## EXERCISE AIM
Reproduce all the entries exactly and keep the pictures out.

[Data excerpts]
--- START ---

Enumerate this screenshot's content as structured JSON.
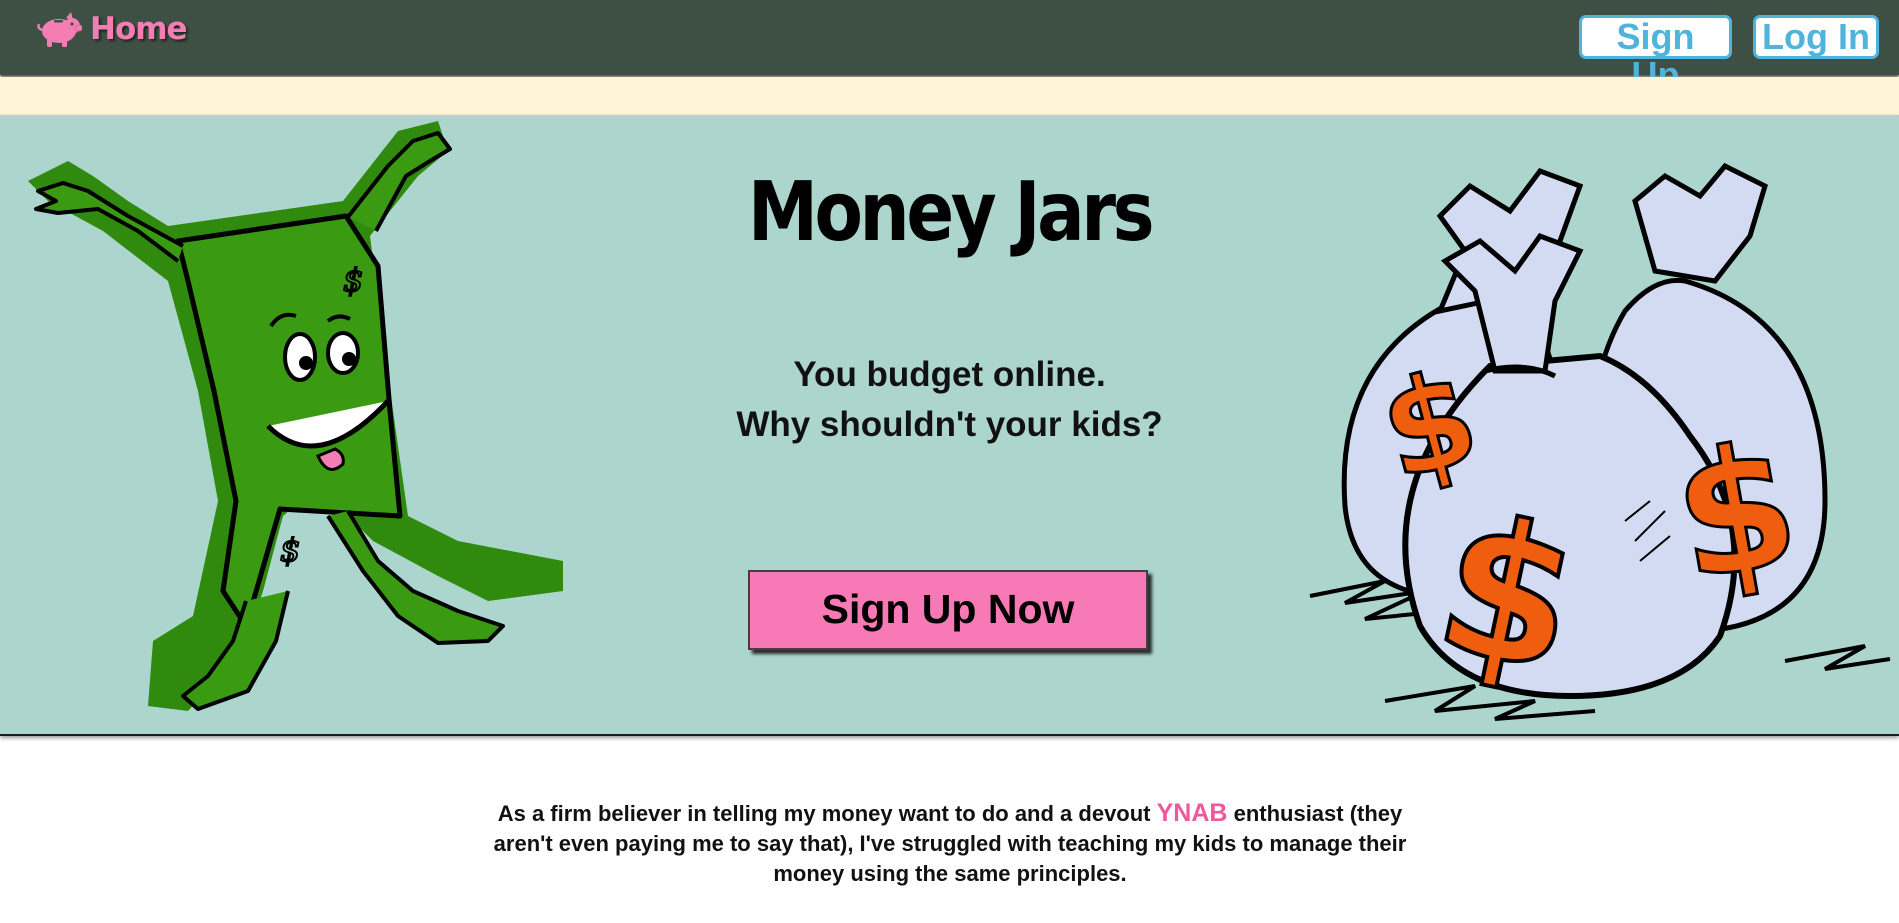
{
  "nav": {
    "home_label": "Home",
    "signup_label": "Sign Up",
    "login_label": "Log In"
  },
  "hero": {
    "title": "Money Jars",
    "tagline_line1": "You budget online.",
    "tagline_line2": "Why shouldn't your kids?",
    "cta_label": "Sign Up Now"
  },
  "intro": {
    "text_before": "As a firm believer in telling my money want to do and a devout ",
    "link_text": "YNAB",
    "text_after": " enthusiast (they aren't even paying me to say that), I've struggled with teaching my kids to manage their money using the same principles."
  },
  "icons": {
    "brand": "piggy-bank-icon",
    "mascot": "dollar-bill-mascot",
    "bags": "money-bags-illustration"
  },
  "colors": {
    "navbar": "#3e4f44",
    "brand_pink": "#f47eb4",
    "button_blue": "#4fb3dc",
    "cream": "#fff4d6",
    "hero_bg": "#acd6cd",
    "cta_pink": "#f77ab6",
    "link_pink": "#f0589c",
    "mascot_green": "#2f8a0e",
    "bag_fill": "#d2dbf1",
    "dollar_orange": "#ef5e0e"
  }
}
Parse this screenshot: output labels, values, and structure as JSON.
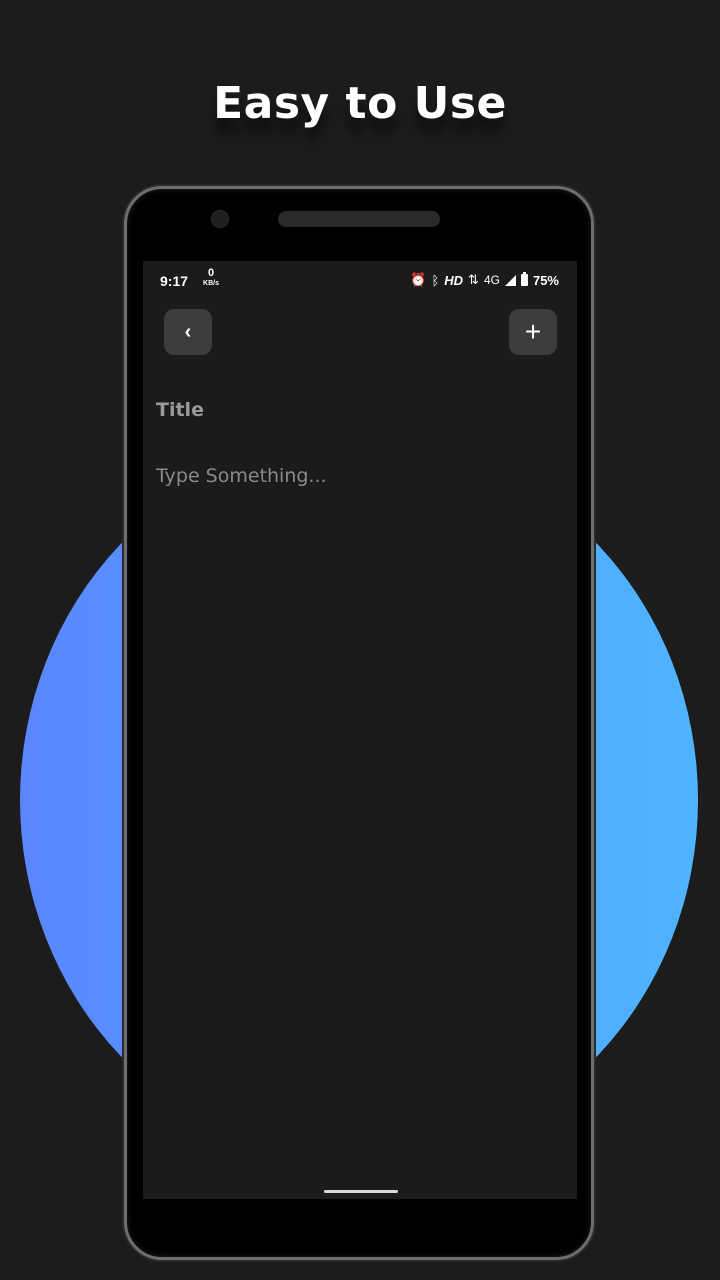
{
  "promo": {
    "headline": "Easy to Use"
  },
  "status_bar": {
    "time": "9:17",
    "net_speed_value": "0",
    "net_speed_unit": "KB/s",
    "alarm_icon": "alarm-icon",
    "bluetooth_icon": "bluetooth-icon",
    "hd_label": "HD",
    "arrows_glyph": "⇅",
    "network_label": "4G",
    "battery_percent": "75%"
  },
  "toolbar": {
    "back_glyph": "‹",
    "add_glyph": "+"
  },
  "editor": {
    "title_placeholder": "Title",
    "body_placeholder": "Type Something..."
  },
  "colors": {
    "background": "#1c1c1c",
    "screen": "#1b1b1b",
    "button": "#3d3d3d",
    "accent_gradient_start": "#5b86ff",
    "accent_gradient_end": "#4fb4ff"
  }
}
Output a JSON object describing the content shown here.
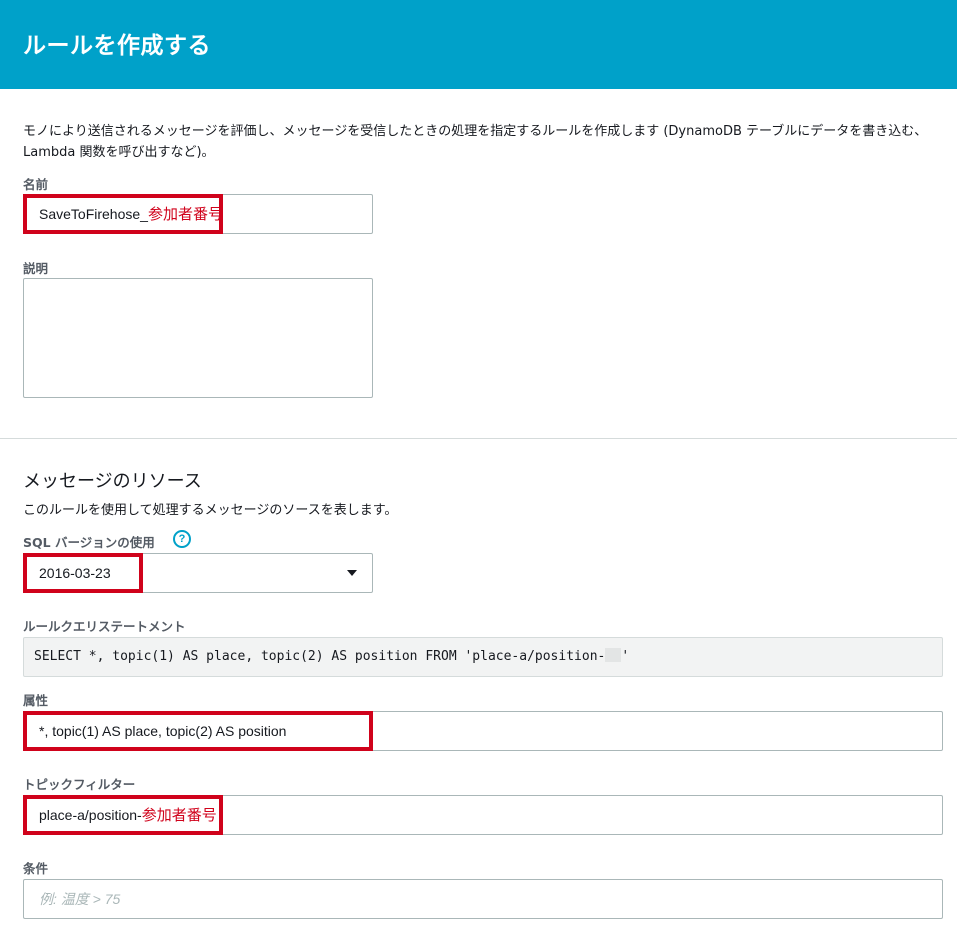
{
  "header": {
    "title": "ルールを作成する"
  },
  "intro": {
    "text": "モノにより送信されるメッセージを評価し、メッセージを受信したときの処理を指定するルールを作成します (DynamoDB テーブルにデータを書き込む、Lambda 関数を呼び出すなど)。"
  },
  "name_field": {
    "label": "名前",
    "value": "SaveToFirehose_",
    "annotation": "参加者番号"
  },
  "description_field": {
    "label": "説明",
    "value": ""
  },
  "message_source": {
    "title": "メッセージのリソース",
    "description": "このルールを使用して処理するメッセージのソースを表します。"
  },
  "sql_version": {
    "label": "SQL バージョンの使用",
    "help_icon": "?",
    "selected": "2016-03-23"
  },
  "query_statement": {
    "label": "ルールクエリステートメント",
    "prefix": "SELECT *, topic(1) AS place, topic(2) AS position FROM 'place-a/position-",
    "suffix": "'"
  },
  "attribute_field": {
    "label": "属性",
    "value": "*, topic(1) AS place, topic(2) AS position"
  },
  "topic_filter_field": {
    "label": "トピックフィルター",
    "value": "place-a/position-",
    "annotation": "参加者番号"
  },
  "condition_field": {
    "label": "条件",
    "placeholder": "例: 温度 > 75"
  },
  "colors": {
    "header_bg": "#00a1c9",
    "annotation_red": "#d0021b",
    "help_icon": "#00a1c9"
  }
}
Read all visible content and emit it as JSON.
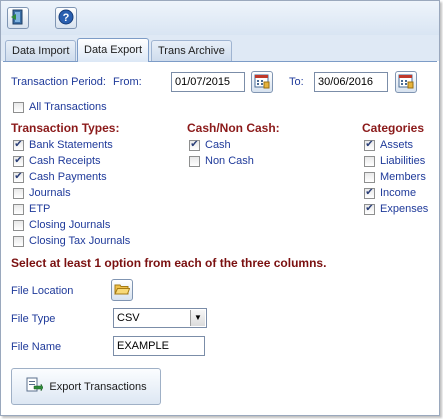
{
  "toolbar": {
    "buttons": [
      {
        "icon": "exit-icon"
      },
      {
        "icon": "help-icon",
        "glyph": "?"
      }
    ]
  },
  "tabs": [
    {
      "label": "Data Import"
    },
    {
      "label": "Data Export",
      "active": true
    },
    {
      "label": "Trans Archive"
    }
  ],
  "period": {
    "label": "Transaction Period:",
    "from_label": "From:",
    "from_value": "01/07/2015",
    "to_label": "To:",
    "to_value": "30/06/2016"
  },
  "all_transactions": {
    "label": "All Transactions",
    "checked": false
  },
  "transaction_types": {
    "heading": "Transaction Types:",
    "items": [
      {
        "label": "Bank Statements",
        "checked": true
      },
      {
        "label": "Cash Receipts",
        "checked": true
      },
      {
        "label": "Cash Payments",
        "checked": true
      },
      {
        "label": "Journals",
        "checked": false
      },
      {
        "label": "ETP",
        "checked": false
      },
      {
        "label": "Closing Journals",
        "checked": false
      },
      {
        "label": "Closing Tax Journals",
        "checked": false
      }
    ]
  },
  "cash_noncash": {
    "heading": "Cash/Non Cash:",
    "items": [
      {
        "label": "Cash",
        "checked": true
      },
      {
        "label": "Non Cash",
        "checked": false
      }
    ]
  },
  "categories": {
    "heading": "Categories",
    "items": [
      {
        "label": "Assets",
        "checked": true
      },
      {
        "label": "Liabilities",
        "checked": false
      },
      {
        "label": "Members",
        "checked": false
      },
      {
        "label": "Income",
        "checked": true
      },
      {
        "label": "Expenses",
        "checked": true
      }
    ]
  },
  "instruction": "Select at least 1 option from each of the three columns.",
  "file_location": {
    "label": "File Location"
  },
  "file_type": {
    "label": "File Type",
    "value": "CSV"
  },
  "file_name": {
    "label": "File Name",
    "value": "EXAMPLE"
  },
  "export_button": {
    "label": "Export Transactions"
  },
  "colors": {
    "heading": "#8b1a1a",
    "label_blue": "#1f3a9a",
    "tab_border": "#7d9cc7",
    "checkmark": "#2b3f78"
  }
}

--- END ---

## SOLUTION BELOW
Enumerate this screenshot's content as structured JSON.
{
  "nav": {
    "home_label": "Home",
    "signup_label": "Sign Up",
    "login_label": "Log In"
  },
  "hero": {
    "title": "Money Jars",
    "tagline_line1": "You budget online.",
    "tagline_line2": "Why shouldn't your kids?",
    "cta_label": "Sign Up Now"
  },
  "intro": {
    "text_before": "As a firm believer in telling my money want to do and a devout ",
    "link_text": "YNAB",
    "text_after": " enthusiast (they aren't even paying me to say that), I've struggled with teaching my kids to manage their money using the same principles."
  },
  "icons": {
    "brand": "piggy-bank-icon",
    "mascot": "dollar-bill-mascot",
    "bags": "money-bags-illustration"
  },
  "colors": {
    "navbar": "#3e4f44",
    "brand_pink": "#f47eb4",
    "button_blue": "#4fb3dc",
    "cream": "#fff4d6",
    "hero_bg": "#acd6cd",
    "cta_pink": "#f77ab6",
    "link_pink": "#f0589c",
    "mascot_green": "#2f8a0e",
    "bag_fill": "#d2dbf1",
    "dollar_orange": "#ef5e0e"
  }
}
Parse this screenshot: output labels, values, and structure as JSON.
{
  "promo": {
    "headline": "Easy to Use"
  },
  "status_bar": {
    "time": "9:17",
    "net_speed_value": "0",
    "net_speed_unit": "KB/s",
    "alarm_icon": "alarm-icon",
    "bluetooth_icon": "bluetooth-icon",
    "hd_label": "HD",
    "arrows_glyph": "⇅",
    "network_label": "4G",
    "battery_percent": "75%"
  },
  "toolbar": {
    "back_glyph": "‹",
    "add_glyph": "+"
  },
  "editor": {
    "title_placeholder": "Title",
    "body_placeholder": "Type Something..."
  },
  "colors": {
    "background": "#1c1c1c",
    "screen": "#1b1b1b",
    "button": "#3d3d3d",
    "accent_gradient_start": "#5b86ff",
    "accent_gradient_end": "#4fb4ff"
  }
}
Output a JSON object describing the content shown here.
{
  "header": {
    "title": "ルールを作成する"
  },
  "intro": {
    "text": "モノにより送信されるメッセージを評価し、メッセージを受信したときの処理を指定するルールを作成します (DynamoDB テーブルにデータを書き込む、Lambda 関数を呼び出すなど)。"
  },
  "name_field": {
    "label": "名前",
    "value": "SaveToFirehose_",
    "annotation": "参加者番号"
  },
  "description_field": {
    "label": "説明",
    "value": ""
  },
  "message_source": {
    "title": "メッセージのリソース",
    "description": "このルールを使用して処理するメッセージのソースを表します。"
  },
  "sql_version": {
    "label": "SQL バージョンの使用",
    "help_icon": "?",
    "selected": "2016-03-23"
  },
  "query_statement": {
    "label": "ルールクエリステートメント",
    "prefix": "SELECT *, topic(1) AS place, topic(2) AS position FROM 'place-a/position-",
    "suffix": "'"
  },
  "attribute_field": {
    "label": "属性",
    "value": "*, topic(1) AS place, topic(2) AS position"
  },
  "topic_filter_field": {
    "label": "トピックフィルター",
    "value": "place-a/position-",
    "annotation": "参加者番号"
  },
  "condition_field": {
    "label": "条件",
    "placeholder": "例: 温度 > 75"
  },
  "colors": {
    "header_bg": "#00a1c9",
    "annotation_red": "#d0021b",
    "help_icon": "#00a1c9"
  }
}
Read all visible content and emit it as JSON.
{
  "toolbar": {
    "buttons": [
      {
        "icon": "exit-icon"
      },
      {
        "icon": "help-icon",
        "glyph": "?"
      }
    ]
  },
  "tabs": [
    {
      "label": "Data Import"
    },
    {
      "label": "Data Export",
      "active": true
    },
    {
      "label": "Trans Archive"
    }
  ],
  "period": {
    "label": "Transaction Period:",
    "from_label": "From:",
    "from_value": "01/07/2015",
    "to_label": "To:",
    "to_value": "30/06/2016"
  },
  "all_transactions": {
    "label": "All Transactions",
    "checked": false
  },
  "transaction_types": {
    "heading": "Transaction Types:",
    "items": [
      {
        "label": "Bank Statements",
        "checked": true
      },
      {
        "label": "Cash Receipts",
        "checked": true
      },
      {
        "label": "Cash Payments",
        "checked": true
      },
      {
        "label": "Journals",
        "checked": false
      },
      {
        "label": "ETP",
        "checked": false
      },
      {
        "label": "Closing Journals",
        "checked": false
      },
      {
        "label": "Closing Tax Journals",
        "checked": false
      }
    ]
  },
  "cash_noncash": {
    "heading": "Cash/Non Cash:",
    "items": [
      {
        "label": "Cash",
        "checked": true
      },
      {
        "label": "Non Cash",
        "checked": false
      }
    ]
  },
  "categories": {
    "heading": "Categories",
    "items": [
      {
        "label": "Assets",
        "checked": true
      },
      {
        "label": "Liabilities",
        "checked": false
      },
      {
        "label": "Members",
        "checked": false
      },
      {
        "label": "Income",
        "checked": true
      },
      {
        "label": "Expenses",
        "checked": true
      }
    ]
  },
  "instruction": "Select at least 1 option from each of the three columns.",
  "file_location": {
    "label": "File Location"
  },
  "file_type": {
    "label": "File Type",
    "value": "CSV"
  },
  "file_name": {
    "label": "File Name",
    "value": "EXAMPLE"
  },
  "export_button": {
    "label": "Export Transactions"
  },
  "colors": {
    "heading": "#8b1a1a",
    "label_blue": "#1f3a9a",
    "tab_border": "#7d9cc7",
    "checkmark": "#2b3f78"
  }
}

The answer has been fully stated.